* [SHORT TASK]: Copy out, exactly as given, every line from the line with "Parse this screenshot: output" to the end of the listing, both of those lines included.

* [RAW RECORDS]:
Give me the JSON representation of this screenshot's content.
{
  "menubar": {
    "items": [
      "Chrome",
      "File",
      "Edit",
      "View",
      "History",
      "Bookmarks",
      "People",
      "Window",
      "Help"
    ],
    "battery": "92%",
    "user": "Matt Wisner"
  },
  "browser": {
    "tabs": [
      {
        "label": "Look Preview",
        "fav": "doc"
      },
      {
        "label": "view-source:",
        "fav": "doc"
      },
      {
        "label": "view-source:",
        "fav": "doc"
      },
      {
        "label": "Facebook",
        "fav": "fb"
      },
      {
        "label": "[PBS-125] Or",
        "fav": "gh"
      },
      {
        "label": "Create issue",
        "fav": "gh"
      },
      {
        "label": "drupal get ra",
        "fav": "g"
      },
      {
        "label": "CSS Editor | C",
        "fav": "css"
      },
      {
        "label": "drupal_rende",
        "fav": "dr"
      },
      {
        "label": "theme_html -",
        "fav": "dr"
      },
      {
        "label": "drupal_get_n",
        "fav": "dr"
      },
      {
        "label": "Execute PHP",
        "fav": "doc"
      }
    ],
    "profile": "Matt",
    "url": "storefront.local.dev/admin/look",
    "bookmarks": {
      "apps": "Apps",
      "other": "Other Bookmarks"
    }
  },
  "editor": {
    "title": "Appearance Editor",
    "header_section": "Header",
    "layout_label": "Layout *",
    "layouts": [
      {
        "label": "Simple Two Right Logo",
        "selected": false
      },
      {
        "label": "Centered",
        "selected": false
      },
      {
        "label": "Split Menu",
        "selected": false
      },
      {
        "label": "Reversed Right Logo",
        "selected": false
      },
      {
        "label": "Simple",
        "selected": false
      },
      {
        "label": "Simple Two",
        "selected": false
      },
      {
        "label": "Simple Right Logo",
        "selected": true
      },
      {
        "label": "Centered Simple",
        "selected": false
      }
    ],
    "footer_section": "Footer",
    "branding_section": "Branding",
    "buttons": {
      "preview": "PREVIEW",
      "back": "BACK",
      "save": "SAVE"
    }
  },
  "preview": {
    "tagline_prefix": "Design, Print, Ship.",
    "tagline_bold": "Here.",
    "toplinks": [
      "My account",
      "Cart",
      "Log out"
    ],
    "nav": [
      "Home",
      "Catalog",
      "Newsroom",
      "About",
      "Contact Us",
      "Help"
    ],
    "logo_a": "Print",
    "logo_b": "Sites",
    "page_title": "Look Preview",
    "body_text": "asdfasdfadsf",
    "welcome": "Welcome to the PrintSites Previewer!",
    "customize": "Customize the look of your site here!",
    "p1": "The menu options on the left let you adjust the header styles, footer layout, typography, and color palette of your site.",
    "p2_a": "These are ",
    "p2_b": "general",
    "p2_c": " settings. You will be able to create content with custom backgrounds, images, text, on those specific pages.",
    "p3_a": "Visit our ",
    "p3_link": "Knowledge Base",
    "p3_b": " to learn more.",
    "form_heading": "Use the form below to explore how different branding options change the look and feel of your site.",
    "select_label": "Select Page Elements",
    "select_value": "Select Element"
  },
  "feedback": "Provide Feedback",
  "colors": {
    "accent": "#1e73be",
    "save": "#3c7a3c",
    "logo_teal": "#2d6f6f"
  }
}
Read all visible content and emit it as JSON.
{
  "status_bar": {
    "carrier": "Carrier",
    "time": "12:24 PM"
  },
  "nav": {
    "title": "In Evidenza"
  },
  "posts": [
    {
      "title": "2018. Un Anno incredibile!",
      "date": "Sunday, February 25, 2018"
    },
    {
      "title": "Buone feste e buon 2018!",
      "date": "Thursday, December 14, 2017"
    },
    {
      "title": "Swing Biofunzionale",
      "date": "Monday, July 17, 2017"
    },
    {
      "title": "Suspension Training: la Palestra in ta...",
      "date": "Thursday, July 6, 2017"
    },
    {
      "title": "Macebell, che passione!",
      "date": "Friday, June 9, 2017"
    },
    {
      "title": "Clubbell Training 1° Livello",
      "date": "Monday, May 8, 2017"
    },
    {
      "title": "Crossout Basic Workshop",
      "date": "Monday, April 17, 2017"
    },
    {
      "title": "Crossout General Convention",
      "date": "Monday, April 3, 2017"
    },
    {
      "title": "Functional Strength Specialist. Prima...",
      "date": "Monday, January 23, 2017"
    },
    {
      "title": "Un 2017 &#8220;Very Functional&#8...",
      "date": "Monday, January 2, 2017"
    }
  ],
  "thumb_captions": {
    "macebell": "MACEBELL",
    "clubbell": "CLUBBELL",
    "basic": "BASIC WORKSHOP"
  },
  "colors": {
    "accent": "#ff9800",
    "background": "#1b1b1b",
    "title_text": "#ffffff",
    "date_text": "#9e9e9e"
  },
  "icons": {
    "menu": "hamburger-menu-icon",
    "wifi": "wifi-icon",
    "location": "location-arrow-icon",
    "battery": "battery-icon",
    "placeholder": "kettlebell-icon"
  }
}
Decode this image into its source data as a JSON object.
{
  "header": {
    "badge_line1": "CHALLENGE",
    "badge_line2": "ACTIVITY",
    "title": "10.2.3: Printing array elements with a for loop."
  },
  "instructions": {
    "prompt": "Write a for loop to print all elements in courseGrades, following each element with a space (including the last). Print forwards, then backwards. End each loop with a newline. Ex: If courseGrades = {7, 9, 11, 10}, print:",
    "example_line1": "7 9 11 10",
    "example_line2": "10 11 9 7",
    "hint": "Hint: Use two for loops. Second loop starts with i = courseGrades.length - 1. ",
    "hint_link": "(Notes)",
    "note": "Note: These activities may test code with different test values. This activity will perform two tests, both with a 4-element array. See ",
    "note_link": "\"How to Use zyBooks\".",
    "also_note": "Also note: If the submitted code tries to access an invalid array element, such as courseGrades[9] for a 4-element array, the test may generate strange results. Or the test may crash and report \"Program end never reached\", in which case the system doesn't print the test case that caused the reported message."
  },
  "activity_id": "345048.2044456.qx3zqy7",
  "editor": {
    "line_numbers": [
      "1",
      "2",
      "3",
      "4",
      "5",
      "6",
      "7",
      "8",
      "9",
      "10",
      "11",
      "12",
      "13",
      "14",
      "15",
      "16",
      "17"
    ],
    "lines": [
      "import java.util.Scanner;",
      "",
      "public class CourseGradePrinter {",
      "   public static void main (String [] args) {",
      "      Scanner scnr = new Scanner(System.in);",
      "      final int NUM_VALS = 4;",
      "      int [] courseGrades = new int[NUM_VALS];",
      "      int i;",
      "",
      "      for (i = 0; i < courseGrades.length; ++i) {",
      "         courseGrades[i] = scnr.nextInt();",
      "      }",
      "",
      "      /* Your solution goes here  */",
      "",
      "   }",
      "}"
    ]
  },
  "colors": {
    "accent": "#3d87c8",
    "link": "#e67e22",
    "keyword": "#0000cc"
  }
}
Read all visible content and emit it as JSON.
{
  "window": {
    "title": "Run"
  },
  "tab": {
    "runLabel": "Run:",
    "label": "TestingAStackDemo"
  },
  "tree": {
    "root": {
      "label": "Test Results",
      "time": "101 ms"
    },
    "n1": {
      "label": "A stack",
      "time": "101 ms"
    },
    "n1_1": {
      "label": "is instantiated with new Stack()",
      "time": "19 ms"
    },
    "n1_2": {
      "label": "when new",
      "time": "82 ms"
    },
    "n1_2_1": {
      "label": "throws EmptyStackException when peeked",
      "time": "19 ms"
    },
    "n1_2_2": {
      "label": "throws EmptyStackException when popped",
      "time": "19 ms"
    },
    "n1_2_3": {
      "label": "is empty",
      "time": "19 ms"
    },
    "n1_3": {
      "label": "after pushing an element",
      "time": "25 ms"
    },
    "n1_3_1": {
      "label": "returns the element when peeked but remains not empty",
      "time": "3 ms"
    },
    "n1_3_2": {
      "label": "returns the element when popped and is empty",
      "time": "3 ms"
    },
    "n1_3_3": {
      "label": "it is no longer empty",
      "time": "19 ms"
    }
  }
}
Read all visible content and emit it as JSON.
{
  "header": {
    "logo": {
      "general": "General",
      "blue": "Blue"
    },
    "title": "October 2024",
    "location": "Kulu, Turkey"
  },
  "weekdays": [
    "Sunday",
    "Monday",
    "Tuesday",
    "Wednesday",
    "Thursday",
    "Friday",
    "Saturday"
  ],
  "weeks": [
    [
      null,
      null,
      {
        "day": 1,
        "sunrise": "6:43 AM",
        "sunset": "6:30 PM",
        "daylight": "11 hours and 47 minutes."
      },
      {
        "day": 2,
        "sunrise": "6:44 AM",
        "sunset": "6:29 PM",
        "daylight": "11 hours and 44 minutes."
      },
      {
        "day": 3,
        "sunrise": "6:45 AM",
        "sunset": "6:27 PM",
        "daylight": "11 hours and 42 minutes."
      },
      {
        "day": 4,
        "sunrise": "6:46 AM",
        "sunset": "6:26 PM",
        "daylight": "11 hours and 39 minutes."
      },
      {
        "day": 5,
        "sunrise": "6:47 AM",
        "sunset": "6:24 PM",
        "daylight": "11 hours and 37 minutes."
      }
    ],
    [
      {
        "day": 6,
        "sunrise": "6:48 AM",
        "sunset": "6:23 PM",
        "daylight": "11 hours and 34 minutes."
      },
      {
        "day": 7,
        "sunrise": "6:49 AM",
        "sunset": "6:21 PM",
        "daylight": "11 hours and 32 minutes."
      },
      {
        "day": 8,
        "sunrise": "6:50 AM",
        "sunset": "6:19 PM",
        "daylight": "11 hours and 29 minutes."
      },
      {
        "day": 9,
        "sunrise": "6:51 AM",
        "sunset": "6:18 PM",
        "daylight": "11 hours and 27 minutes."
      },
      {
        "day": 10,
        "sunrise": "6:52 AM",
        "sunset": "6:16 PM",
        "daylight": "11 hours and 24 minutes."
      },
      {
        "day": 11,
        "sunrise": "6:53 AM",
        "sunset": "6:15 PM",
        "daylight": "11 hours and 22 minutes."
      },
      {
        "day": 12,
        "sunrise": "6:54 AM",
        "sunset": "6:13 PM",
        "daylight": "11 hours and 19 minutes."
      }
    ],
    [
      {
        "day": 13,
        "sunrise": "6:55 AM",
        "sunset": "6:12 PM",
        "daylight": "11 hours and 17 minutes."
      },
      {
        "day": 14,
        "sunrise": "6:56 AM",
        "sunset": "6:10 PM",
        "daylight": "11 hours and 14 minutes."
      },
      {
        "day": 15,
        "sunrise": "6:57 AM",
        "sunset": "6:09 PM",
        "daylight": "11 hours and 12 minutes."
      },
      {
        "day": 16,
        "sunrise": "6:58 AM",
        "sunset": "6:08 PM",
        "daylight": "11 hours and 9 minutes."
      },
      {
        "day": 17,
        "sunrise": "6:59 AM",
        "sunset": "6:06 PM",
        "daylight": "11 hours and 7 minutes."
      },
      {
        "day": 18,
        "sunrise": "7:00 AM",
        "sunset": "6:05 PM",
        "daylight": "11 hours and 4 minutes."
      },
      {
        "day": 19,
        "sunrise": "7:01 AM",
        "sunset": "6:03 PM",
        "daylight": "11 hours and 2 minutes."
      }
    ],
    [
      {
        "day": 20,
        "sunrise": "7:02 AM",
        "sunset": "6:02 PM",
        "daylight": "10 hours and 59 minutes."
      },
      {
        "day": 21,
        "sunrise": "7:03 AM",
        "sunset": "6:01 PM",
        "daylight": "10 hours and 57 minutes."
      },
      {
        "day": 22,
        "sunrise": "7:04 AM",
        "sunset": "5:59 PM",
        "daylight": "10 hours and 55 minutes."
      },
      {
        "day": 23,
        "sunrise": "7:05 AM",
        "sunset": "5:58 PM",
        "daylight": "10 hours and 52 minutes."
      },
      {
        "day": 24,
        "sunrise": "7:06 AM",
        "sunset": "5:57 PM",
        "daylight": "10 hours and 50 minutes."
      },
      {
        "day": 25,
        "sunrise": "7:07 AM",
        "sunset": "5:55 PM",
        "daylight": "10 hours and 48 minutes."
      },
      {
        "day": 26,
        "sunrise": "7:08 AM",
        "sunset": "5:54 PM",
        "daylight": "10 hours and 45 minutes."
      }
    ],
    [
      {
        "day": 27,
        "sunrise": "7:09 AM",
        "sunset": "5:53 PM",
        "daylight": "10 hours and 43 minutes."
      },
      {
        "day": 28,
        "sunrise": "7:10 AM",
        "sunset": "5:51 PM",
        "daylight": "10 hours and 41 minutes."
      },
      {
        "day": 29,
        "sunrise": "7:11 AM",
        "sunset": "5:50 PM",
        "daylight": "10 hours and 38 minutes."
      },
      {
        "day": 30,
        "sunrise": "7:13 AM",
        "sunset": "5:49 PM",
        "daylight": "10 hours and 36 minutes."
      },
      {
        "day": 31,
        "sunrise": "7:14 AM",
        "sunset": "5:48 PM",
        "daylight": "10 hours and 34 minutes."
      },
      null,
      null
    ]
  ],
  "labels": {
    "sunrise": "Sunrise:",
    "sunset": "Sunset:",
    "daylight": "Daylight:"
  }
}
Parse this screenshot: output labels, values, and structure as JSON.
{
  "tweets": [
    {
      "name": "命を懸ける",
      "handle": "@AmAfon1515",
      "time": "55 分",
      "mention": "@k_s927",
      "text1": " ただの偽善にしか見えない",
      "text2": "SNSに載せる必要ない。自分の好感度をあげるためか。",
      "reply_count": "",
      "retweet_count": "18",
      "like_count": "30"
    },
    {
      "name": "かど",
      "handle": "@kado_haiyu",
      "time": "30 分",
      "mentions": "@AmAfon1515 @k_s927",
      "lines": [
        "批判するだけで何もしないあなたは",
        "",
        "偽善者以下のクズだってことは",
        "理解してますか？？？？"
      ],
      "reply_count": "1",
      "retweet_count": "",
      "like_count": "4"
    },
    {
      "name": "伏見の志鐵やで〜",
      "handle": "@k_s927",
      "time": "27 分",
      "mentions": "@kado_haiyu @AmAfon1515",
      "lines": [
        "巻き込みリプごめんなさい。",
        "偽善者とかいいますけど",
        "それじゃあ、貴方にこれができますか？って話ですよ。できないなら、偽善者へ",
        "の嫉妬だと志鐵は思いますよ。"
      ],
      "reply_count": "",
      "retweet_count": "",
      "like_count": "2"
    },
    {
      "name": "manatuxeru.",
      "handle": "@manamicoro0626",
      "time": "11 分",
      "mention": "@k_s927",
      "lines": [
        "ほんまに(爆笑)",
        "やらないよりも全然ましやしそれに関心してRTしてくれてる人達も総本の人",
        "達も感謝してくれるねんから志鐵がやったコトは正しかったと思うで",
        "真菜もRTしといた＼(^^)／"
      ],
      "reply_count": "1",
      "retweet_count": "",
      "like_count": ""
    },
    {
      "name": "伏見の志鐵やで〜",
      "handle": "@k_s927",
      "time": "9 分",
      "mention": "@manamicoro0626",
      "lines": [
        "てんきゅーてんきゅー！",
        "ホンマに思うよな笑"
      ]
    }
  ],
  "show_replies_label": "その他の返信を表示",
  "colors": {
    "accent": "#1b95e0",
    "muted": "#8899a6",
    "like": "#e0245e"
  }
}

* [WORKED ANSWER]:
Parse this screenshot: output labels, values, and structure as JSON.
{
  "tweets": [
    {
      "name": "命を懸ける",
      "handle": "@AmAfon1515",
      "time": "55 分",
      "mention": "@k_s927",
      "text1": " ただの偽善にしか見えない",
      "text2": "SNSに載せる必要ない。自分の好感度をあげるためか。",
      "reply_count": "",
      "retweet_count": "18",
      "like_count": "30"
    },
    {
      "name": "かど",
      "handle": "@kado_haiyu",
      "time": "30 分",
      "mentions": "@AmAfon1515 @k_s927",
      "lines": [
        "批判するだけで何もしないあなたは",
        "",
        "偽善者以下のクズだってことは",
        "理解してますか？？？？"
      ],
      "reply_count": "1",
      "retweet_count": "",
      "like_count": "4"
    },
    {
      "name": "伏見の志鐵やで〜",
      "handle": "@k_s927",
      "time": "27 分",
      "mentions": "@kado_haiyu @AmAfon1515",
      "lines": [
        "巻き込みリプごめんなさい。",
        "偽善者とかいいますけど",
        "それじゃあ、貴方にこれができますか？って話ですよ。できないなら、偽善者へ",
        "の嫉妬だと志鐵は思いますよ。"
      ],
      "reply_count": "",
      "retweet_count": "",
      "like_count": "2"
    },
    {
      "name": "manatuxeru.",
      "handle": "@manamicoro0626",
      "time": "11 分",
      "mention": "@k_s927",
      "lines": [
        "ほんまに(爆笑)",
        "やらないよりも全然ましやしそれに関心してRTしてくれてる人達も総本の人",
        "達も感謝してくれるねんから志鐵がやったコトは正しかったと思うで",
        "真菜もRTしといた＼(^^)／"
      ],
      "reply_count": "1",
      "retweet_count": "",
      "like_count": ""
    },
    {
      "name": "伏見の志鐵やで〜",
      "handle": "@k_s927",
      "time": "9 分",
      "mention": "@manamicoro0626",
      "lines": [
        "てんきゅーてんきゅー！",
        "ホンマに思うよな笑"
      ]
    }
  ],
  "show_replies_label": "その他の返信を表示",
  "colors": {
    "accent": "#1b95e0",
    "muted": "#8899a6",
    "like": "#e0245e"
  }
}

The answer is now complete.